**WORK TO DO:**
Would you extract the whole listing below and retype it exactly?

_ _ _

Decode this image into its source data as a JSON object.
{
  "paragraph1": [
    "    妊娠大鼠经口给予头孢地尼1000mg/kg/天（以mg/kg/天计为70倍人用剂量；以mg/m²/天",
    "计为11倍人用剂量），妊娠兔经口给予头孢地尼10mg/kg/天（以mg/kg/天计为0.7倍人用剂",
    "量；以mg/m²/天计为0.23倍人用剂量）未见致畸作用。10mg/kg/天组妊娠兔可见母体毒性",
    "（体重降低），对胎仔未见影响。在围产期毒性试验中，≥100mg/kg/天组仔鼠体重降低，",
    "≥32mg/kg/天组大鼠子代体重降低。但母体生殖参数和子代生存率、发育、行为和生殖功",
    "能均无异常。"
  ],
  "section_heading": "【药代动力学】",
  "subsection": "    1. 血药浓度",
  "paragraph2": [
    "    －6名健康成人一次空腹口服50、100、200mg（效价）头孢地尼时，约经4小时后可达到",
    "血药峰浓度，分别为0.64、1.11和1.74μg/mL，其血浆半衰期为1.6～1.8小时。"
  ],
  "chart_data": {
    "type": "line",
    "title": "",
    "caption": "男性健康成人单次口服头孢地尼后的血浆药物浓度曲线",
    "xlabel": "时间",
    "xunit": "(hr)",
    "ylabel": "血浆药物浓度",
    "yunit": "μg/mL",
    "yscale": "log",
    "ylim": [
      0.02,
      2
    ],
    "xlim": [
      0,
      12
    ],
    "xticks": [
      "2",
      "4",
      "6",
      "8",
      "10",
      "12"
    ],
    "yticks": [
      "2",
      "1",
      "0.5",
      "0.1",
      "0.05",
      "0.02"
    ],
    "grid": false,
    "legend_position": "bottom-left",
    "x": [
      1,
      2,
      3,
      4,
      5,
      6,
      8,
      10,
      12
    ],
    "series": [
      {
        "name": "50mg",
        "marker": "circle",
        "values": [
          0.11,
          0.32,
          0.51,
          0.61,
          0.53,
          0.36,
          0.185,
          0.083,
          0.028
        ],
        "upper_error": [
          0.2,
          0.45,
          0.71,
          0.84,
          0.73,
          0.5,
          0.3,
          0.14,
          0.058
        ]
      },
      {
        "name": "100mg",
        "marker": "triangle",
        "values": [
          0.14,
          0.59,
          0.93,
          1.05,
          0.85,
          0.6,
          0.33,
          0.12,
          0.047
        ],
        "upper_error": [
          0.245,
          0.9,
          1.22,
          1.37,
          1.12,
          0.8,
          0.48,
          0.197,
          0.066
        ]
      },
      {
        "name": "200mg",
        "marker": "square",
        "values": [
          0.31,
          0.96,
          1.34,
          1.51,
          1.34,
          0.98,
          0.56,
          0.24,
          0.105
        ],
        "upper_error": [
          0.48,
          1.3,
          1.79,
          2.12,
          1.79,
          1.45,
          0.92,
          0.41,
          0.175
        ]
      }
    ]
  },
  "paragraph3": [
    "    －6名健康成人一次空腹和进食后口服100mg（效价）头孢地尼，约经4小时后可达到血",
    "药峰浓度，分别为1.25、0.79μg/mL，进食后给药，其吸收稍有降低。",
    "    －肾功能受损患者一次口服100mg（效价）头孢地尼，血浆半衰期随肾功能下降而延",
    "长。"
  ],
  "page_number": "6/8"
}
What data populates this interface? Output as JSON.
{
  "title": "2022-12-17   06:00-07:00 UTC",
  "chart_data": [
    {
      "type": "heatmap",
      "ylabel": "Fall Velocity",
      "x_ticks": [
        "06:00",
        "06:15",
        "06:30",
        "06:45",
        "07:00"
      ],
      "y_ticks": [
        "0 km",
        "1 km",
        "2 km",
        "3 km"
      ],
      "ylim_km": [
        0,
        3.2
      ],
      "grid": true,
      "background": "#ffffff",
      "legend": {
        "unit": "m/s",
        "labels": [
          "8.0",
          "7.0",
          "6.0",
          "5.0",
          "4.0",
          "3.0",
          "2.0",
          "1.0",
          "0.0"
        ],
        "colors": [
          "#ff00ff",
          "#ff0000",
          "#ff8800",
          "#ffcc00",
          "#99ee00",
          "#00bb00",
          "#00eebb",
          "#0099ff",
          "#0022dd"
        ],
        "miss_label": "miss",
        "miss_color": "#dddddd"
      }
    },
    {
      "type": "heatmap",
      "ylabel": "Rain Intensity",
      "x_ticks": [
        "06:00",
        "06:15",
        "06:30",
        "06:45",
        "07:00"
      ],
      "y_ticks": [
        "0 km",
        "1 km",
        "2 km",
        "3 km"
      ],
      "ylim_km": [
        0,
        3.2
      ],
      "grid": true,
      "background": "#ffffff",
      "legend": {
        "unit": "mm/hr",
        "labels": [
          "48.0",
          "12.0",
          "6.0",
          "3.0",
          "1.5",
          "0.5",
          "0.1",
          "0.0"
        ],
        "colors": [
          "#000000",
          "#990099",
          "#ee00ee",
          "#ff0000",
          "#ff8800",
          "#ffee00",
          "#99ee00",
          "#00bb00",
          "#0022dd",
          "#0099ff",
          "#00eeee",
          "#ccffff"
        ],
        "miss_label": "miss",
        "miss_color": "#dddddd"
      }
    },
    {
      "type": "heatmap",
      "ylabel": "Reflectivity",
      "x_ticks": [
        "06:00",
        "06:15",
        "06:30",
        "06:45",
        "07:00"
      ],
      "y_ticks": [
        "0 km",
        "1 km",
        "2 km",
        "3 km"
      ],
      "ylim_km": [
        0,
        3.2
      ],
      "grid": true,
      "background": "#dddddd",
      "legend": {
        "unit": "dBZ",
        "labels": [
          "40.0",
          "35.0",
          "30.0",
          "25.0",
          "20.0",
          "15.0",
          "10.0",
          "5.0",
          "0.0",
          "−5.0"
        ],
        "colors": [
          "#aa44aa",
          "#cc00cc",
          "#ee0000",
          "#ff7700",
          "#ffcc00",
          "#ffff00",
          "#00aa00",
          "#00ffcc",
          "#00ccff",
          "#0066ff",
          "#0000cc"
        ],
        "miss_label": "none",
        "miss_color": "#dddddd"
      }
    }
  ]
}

_ _ _

**TASK RESULT:**
Decode this image into its source data as a JSON object.
{
  "paragraph1": [
    "    妊娠大鼠经口给予头孢地尼1000mg/kg/天（以mg/kg/天计为70倍人用剂量；以mg/m²/天",
    "计为11倍人用剂量），妊娠兔经口给予头孢地尼10mg/kg/天（以mg/kg/天计为0.7倍人用剂",
    "量；以mg/m²/天计为0.23倍人用剂量）未见致畸作用。10mg/kg/天组妊娠兔可见母体毒性",
    "（体重降低），对胎仔未见影响。在围产期毒性试验中，≥100mg/kg/天组仔鼠体重降低，",
    "≥32mg/kg/天组大鼠子代体重降低。但母体生殖参数和子代生存率、发育、行为和生殖功",
    "能均无异常。"
  ],
  "section_heading": "【药代动力学】",
  "subsection": "    1. 血药浓度",
  "paragraph2": [
    "    －6名健康成人一次空腹口服50、100、200mg（效价）头孢地尼时，约经4小时后可达到",
    "血药峰浓度，分别为0.64、1.11和1.74μg/mL，其血浆半衰期为1.6～1.8小时。"
  ],
  "chart_data": {
    "type": "line",
    "title": "",
    "caption": "男性健康成人单次口服头孢地尼后的血浆药物浓度曲线",
    "xlabel": "时间",
    "xunit": "(hr)",
    "ylabel": "血浆药物浓度",
    "yunit": "μg/mL",
    "yscale": "log",
    "ylim": [
      0.02,
      2
    ],
    "xlim": [
      0,
      12
    ],
    "xticks": [
      "2",
      "4",
      "6",
      "8",
      "10",
      "12"
    ],
    "yticks": [
      "2",
      "1",
      "0.5",
      "0.1",
      "0.05",
      "0.02"
    ],
    "grid": false,
    "legend_position": "bottom-left",
    "x": [
      1,
      2,
      3,
      4,
      5,
      6,
      8,
      10,
      12
    ],
    "series": [
      {
        "name": "50mg",
        "marker": "circle",
        "values": [
          0.11,
          0.32,
          0.51,
          0.61,
          0.53,
          0.36,
          0.185,
          0.083,
          0.028
        ],
        "upper_error": [
          0.2,
          0.45,
          0.71,
          0.84,
          0.73,
          0.5,
          0.3,
          0.14,
          0.058
        ]
      },
      {
        "name": "100mg",
        "marker": "triangle",
        "values": [
          0.14,
          0.59,
          0.93,
          1.05,
          0.85,
          0.6,
          0.33,
          0.12,
          0.047
        ],
        "upper_error": [
          0.245,
          0.9,
          1.22,
          1.37,
          1.12,
          0.8,
          0.48,
          0.197,
          0.066
        ]
      },
      {
        "name": "200mg",
        "marker": "square",
        "values": [
          0.31,
          0.96,
          1.34,
          1.51,
          1.34,
          0.98,
          0.56,
          0.24,
          0.105
        ],
        "upper_error": [
          0.48,
          1.3,
          1.79,
          2.12,
          1.79,
          1.45,
          0.92,
          0.41,
          0.175
        ]
      }
    ]
  },
  "paragraph3": [
    "    －6名健康成人一次空腹和进食后口服100mg（效价）头孢地尼，约经4小时后可达到血",
    "药峰浓度，分别为1.25、0.79μg/mL，进食后给药，其吸收稍有降低。",
    "    －肾功能受损患者一次口服100mg（效价）头孢地尼，血浆半衰期随肾功能下降而延",
    "长。"
  ],
  "page_number": "6/8"
}
What data populates this interface? Output as JSON.
{
  "title": "2022-12-17   06:00-07:00 UTC",
  "chart_data": [
    {
      "type": "heatmap",
      "ylabel": "Fall Velocity",
      "x_ticks": [
        "06:00",
        "06:15",
        "06:30",
        "06:45",
        "07:00"
      ],
      "y_ticks": [
        "0 km",
        "1 km",
        "2 km",
        "3 km"
      ],
      "ylim_km": [
        0,
        3.2
      ],
      "grid": true,
      "background": "#ffffff",
      "legend": {
        "unit": "m/s",
        "labels": [
          "8.0",
          "7.0",
          "6.0",
          "5.0",
          "4.0",
          "3.0",
          "2.0",
          "1.0",
          "0.0"
        ],
        "colors": [
          "#ff00ff",
          "#ff0000",
          "#ff8800",
          "#ffcc00",
          "#99ee00",
          "#00bb00",
          "#00eebb",
          "#0099ff",
          "#0022dd"
        ],
        "miss_label": "miss",
        "miss_color": "#dddddd"
      }
    },
    {
      "type": "heatmap",
      "ylabel": "Rain Intensity",
      "x_ticks": [
        "06:00",
        "06:15",
        "06:30",
        "06:45",
        "07:00"
      ],
      "y_ticks": [
        "0 km",
        "1 km",
        "2 km",
        "3 km"
      ],
      "ylim_km": [
        0,
        3.2
      ],
      "grid": true,
      "background": "#ffffff",
      "legend": {
        "unit": "mm/hr",
        "labels": [
          "48.0",
          "12.0",
          "6.0",
          "3.0",
          "1.5",
          "0.5",
          "0.1",
          "0.0"
        ],
        "colors": [
          "#000000",
          "#990099",
          "#ee00ee",
          "#ff0000",
          "#ff8800",
          "#ffee00",
          "#99ee00",
          "#00bb00",
          "#0022dd",
          "#0099ff",
          "#00eeee",
          "#ccffff"
        ],
        "miss_label": "miss",
        "miss_color": "#dddddd"
      }
    },
    {
      "type": "heatmap",
      "ylabel": "Reflectivity",
      "x_ticks": [
        "06:00",
        "06:15",
        "06:30",
        "06:45",
        "07:00"
      ],
      "y_ticks": [
        "0 km",
        "1 km",
        "2 km",
        "3 km"
      ],
      "ylim_km": [
        0,
        3.2
      ],
      "grid": true,
      "background": "#dddddd",
      "legend": {
        "unit": "dBZ",
        "labels": [
          "40.0",
          "35.0",
          "30.0",
          "25.0",
          "20.0",
          "15.0",
          "10.0",
          "5.0",
          "0.0",
          "−5.0"
        ],
        "colors": [
          "#aa44aa",
          "#cc00cc",
          "#ee0000",
          "#ff7700",
          "#ffcc00",
          "#ffff00",
          "#00aa00",
          "#00ffcc",
          "#00ccff",
          "#0066ff",
          "#0000cc"
        ],
        "miss_label": "none",
        "miss_color": "#dddddd"
      }
    }
  ]
}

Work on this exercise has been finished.